Saved data entries:
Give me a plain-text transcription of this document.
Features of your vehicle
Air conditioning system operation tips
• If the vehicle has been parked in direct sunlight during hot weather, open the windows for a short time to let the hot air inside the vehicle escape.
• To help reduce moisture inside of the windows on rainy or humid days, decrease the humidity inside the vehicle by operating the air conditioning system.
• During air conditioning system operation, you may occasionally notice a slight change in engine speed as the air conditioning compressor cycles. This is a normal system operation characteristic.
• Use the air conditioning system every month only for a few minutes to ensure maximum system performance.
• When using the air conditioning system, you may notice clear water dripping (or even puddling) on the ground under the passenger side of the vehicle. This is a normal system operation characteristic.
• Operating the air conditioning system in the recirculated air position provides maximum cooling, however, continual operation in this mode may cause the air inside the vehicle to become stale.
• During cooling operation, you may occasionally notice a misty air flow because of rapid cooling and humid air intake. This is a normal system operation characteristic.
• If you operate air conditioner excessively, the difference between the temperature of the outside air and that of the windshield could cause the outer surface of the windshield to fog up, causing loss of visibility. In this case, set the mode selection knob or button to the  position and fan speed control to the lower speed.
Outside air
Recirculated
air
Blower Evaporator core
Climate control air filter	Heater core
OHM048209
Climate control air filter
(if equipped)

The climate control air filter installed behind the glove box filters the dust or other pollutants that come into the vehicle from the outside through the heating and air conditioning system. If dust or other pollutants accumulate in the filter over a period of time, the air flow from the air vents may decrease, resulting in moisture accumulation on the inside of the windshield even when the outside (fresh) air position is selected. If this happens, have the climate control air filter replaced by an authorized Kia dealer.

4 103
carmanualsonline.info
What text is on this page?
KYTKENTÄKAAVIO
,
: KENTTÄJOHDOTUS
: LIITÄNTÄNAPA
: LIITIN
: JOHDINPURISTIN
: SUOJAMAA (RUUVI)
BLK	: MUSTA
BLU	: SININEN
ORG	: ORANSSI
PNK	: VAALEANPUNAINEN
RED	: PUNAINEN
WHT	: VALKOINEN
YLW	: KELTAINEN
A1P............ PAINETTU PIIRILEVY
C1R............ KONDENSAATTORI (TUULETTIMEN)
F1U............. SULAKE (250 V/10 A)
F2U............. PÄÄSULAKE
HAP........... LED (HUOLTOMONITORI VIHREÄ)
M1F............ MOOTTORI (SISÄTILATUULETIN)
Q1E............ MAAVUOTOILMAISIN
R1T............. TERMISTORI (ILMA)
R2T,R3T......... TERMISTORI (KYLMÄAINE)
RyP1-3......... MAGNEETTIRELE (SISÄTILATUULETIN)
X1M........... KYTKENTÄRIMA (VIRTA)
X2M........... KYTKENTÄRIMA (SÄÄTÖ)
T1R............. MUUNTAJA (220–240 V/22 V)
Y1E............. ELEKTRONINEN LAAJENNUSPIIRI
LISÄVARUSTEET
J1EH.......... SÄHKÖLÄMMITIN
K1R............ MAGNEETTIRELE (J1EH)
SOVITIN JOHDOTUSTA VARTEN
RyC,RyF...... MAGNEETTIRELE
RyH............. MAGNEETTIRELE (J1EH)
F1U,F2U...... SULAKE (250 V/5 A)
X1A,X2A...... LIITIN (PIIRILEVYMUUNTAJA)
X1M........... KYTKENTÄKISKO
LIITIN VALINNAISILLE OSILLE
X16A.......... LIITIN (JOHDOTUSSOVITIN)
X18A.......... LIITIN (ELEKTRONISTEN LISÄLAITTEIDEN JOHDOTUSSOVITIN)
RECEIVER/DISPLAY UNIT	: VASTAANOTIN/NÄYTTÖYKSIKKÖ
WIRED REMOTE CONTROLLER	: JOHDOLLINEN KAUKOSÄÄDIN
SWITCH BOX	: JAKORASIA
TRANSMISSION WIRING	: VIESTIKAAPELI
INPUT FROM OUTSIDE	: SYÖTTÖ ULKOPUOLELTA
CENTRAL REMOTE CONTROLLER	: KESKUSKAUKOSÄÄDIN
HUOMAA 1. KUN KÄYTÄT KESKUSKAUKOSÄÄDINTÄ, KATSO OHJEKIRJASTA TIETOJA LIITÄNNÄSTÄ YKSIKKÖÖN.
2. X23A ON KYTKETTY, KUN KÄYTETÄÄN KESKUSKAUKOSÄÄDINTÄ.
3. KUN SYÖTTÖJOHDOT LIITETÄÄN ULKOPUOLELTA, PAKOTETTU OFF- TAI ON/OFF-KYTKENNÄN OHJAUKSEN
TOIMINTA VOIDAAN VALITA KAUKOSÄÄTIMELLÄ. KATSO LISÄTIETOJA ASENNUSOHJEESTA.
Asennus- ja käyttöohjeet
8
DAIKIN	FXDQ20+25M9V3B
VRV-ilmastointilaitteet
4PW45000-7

Exercise instructions:
From the records above, please extract every line and repeat it exactly.

Right answer:
Give me a plain-text transcription of this document.
Features of your vehicle
Air conditioning system operation tips
• If the vehicle has been parked in direct sunlight during hot weather, open the windows for a short time to let the hot air inside the vehicle escape.
• To help reduce moisture inside of the windows on rainy or humid days, decrease the humidity inside the vehicle by operating the air conditioning system.
• During air conditioning system operation, you may occasionally notice a slight change in engine speed as the air conditioning compressor cycles. This is a normal system operation characteristic.
• Use the air conditioning system every month only for a few minutes to ensure maximum system performance.
• When using the air conditioning system, you may notice clear water dripping (or even puddling) on the ground under the passenger side of the vehicle. This is a normal system operation characteristic.
• Operating the air conditioning system in the recirculated air position provides maximum cooling, however, continual operation in this mode may cause the air inside the vehicle to become stale.
• During cooling operation, you may occasionally notice a misty air flow because of rapid cooling and humid air intake. This is a normal system operation characteristic.
• If you operate air conditioner excessively, the difference between the temperature of the outside air and that of the windshield could cause the outer surface of the windshield to fog up, causing loss of visibility. In this case, set the mode selection knob or button to the  position and fan speed control to the lower speed.
Outside air
Recirculated
air
Blower Evaporator core
Climate control air filter	Heater core
OHM048209
Climate control air filter
(if equipped)

The climate control air filter installed behind the glove box filters the dust or other pollutants that come into the vehicle from the outside through the heating and air conditioning system. If dust or other pollutants accumulate in the filter over a period of time, the air flow from the air vents may decrease, resulting in moisture accumulation on the inside of the windshield even when the outside (fresh) air position is selected. If this happens, have the climate control air filter replaced by an authorized Kia dealer.

4 103
carmanualsonline.info
What text is on this page?
KYTKENTÄKAAVIO
,
: KENTTÄJOHDOTUS
: LIITÄNTÄNAPA
: LIITIN
: JOHDINPURISTIN
: SUOJAMAA (RUUVI)
BLK	: MUSTA
BLU	: SININEN
ORG	: ORANSSI
PNK	: VAALEANPUNAINEN
RED	: PUNAINEN
WHT	: VALKOINEN
YLW	: KELTAINEN
A1P............ PAINETTU PIIRILEVY
C1R............ KONDENSAATTORI (TUULETTIMEN)
F1U............. SULAKE (250 V/10 A)
F2U............. PÄÄSULAKE
HAP........... LED (HUOLTOMONITORI VIHREÄ)
M1F............ MOOTTORI (SISÄTILATUULETIN)
Q1E............ MAAVUOTOILMAISIN
R1T............. TERMISTORI (ILMA)
R2T,R3T......... TERMISTORI (KYLMÄAINE)
RyP1-3......... MAGNEETTIRELE (SISÄTILATUULETIN)
X1M........... KYTKENTÄRIMA (VIRTA)
X2M........... KYTKENTÄRIMA (SÄÄTÖ)
T1R............. MUUNTAJA (220–240 V/22 V)
Y1E............. ELEKTRONINEN LAAJENNUSPIIRI
LISÄVARUSTEET
J1EH.......... SÄHKÖLÄMMITIN
K1R............ MAGNEETTIRELE (J1EH)
SOVITIN JOHDOTUSTA VARTEN
RyC,RyF...... MAGNEETTIRELE
RyH............. MAGNEETTIRELE (J1EH)
F1U,F2U...... SULAKE (250 V/5 A)
X1A,X2A...... LIITIN (PIIRILEVYMUUNTAJA)
X1M........... KYTKENTÄKISKO
LIITIN VALINNAISILLE OSILLE
X16A.......... LIITIN (JOHDOTUSSOVITIN)
X18A.......... LIITIN (ELEKTRONISTEN LISÄLAITTEIDEN JOHDOTUSSOVITIN)
RECEIVER/DISPLAY UNIT	: VASTAANOTIN/NÄYTTÖYKSIKKÖ
WIRED REMOTE CONTROLLER	: JOHDOLLINEN KAUKOSÄÄDIN
SWITCH BOX	: JAKORASIA
TRANSMISSION WIRING	: VIESTIKAAPELI
INPUT FROM OUTSIDE	: SYÖTTÖ ULKOPUOLELTA
CENTRAL REMOTE CONTROLLER	: KESKUSKAUKOSÄÄDIN
HUOMAA 1. KUN KÄYTÄT KESKUSKAUKOSÄÄDINTÄ, KATSO OHJEKIRJASTA TIETOJA LIITÄNNÄSTÄ YKSIKKÖÖN.
2. X23A ON KYTKETTY, KUN KÄYTETÄÄN KESKUSKAUKOSÄÄDINTÄ.
3. KUN SYÖTTÖJOHDOT LIITETÄÄN ULKOPUOLELTA, PAKOTETTU OFF- TAI ON/OFF-KYTKENNÄN OHJAUKSEN
TOIMINTA VOIDAAN VALITA KAUKOSÄÄTIMELLÄ. KATSO LISÄTIETOJA ASENNUSOHJEESTA.
Asennus- ja käyttöohjeet
8
DAIKIN	FXDQ20+25M9V3B
VRV-ilmastointilaitteet
4PW45000-7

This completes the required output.